### Entries supplied

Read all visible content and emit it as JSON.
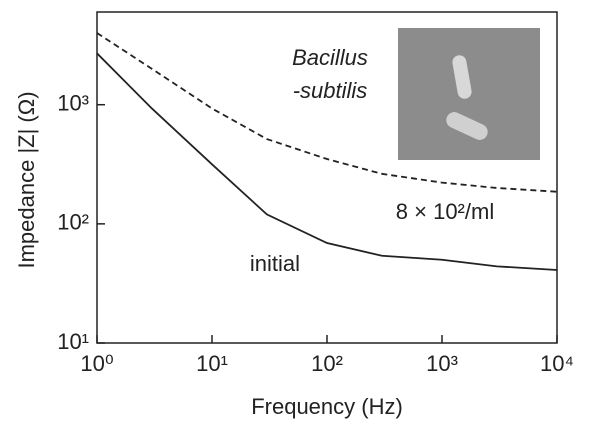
{
  "chart_data": {
    "type": "line",
    "xlabel": "Frequency (Hz)",
    "ylabel": "Impedance |Z| (Ω)",
    "x": [
      1,
      3,
      10,
      30,
      100,
      300,
      1000,
      3000,
      10000
    ],
    "series": [
      {
        "name": "initial",
        "color": "#222222",
        "dash": "solid",
        "values": [
          2700,
          930,
          316,
          120,
          69,
          54,
          50,
          44,
          41
        ]
      },
      {
        "name": "8 × 10²/ml",
        "color": "#222222",
        "dash": "dashed",
        "values": [
          4000,
          2000,
          930,
          515,
          350,
          263,
          222,
          200,
          186
        ]
      }
    ],
    "annotations": [
      "Bacillus",
      "-subtilis"
    ],
    "xscale": "log",
    "yscale": "log",
    "xlim": [
      1,
      10000
    ],
    "ylim": [
      10,
      6000
    ],
    "xticks": [
      {
        "value": 1,
        "label": "10⁰"
      },
      {
        "value": 10,
        "label": "10¹"
      },
      {
        "value": 100,
        "label": "10²"
      },
      {
        "value": 1000,
        "label": "10³"
      },
      {
        "value": 10000,
        "label": "10⁴"
      }
    ],
    "yticks": [
      {
        "value": 10,
        "label": "10¹"
      },
      {
        "value": 100,
        "label": "10²"
      },
      {
        "value": 1000,
        "label": "10³"
      }
    ]
  }
}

######

Write the entries above out in full, exactly, with no images.

> **Correct answer**
Read all visible content and emit it as JSON.
{
  "chart_data": {
    "type": "line",
    "xlabel": "Frequency (Hz)",
    "ylabel": "Impedance |Z| (Ω)",
    "x": [
      1,
      3,
      10,
      30,
      100,
      300,
      1000,
      3000,
      10000
    ],
    "series": [
      {
        "name": "initial",
        "color": "#222222",
        "dash": "solid",
        "values": [
          2700,
          930,
          316,
          120,
          69,
          54,
          50,
          44,
          41
        ]
      },
      {
        "name": "8 × 10²/ml",
        "color": "#222222",
        "dash": "dashed",
        "values": [
          4000,
          2000,
          930,
          515,
          350,
          263,
          222,
          200,
          186
        ]
      }
    ],
    "annotations": [
      "Bacillus",
      "-subtilis"
    ],
    "xscale": "log",
    "yscale": "log",
    "xlim": [
      1,
      10000
    ],
    "ylim": [
      10,
      6000
    ],
    "xticks": [
      {
        "value": 1,
        "label": "10⁰"
      },
      {
        "value": 10,
        "label": "10¹"
      },
      {
        "value": 100,
        "label": "10²"
      },
      {
        "value": 1000,
        "label": "10³"
      },
      {
        "value": 10000,
        "label": "10⁴"
      }
    ],
    "yticks": [
      {
        "value": 10,
        "label": "10¹"
      },
      {
        "value": 100,
        "label": "10²"
      },
      {
        "value": 1000,
        "label": "10³"
      }
    ]
  }
}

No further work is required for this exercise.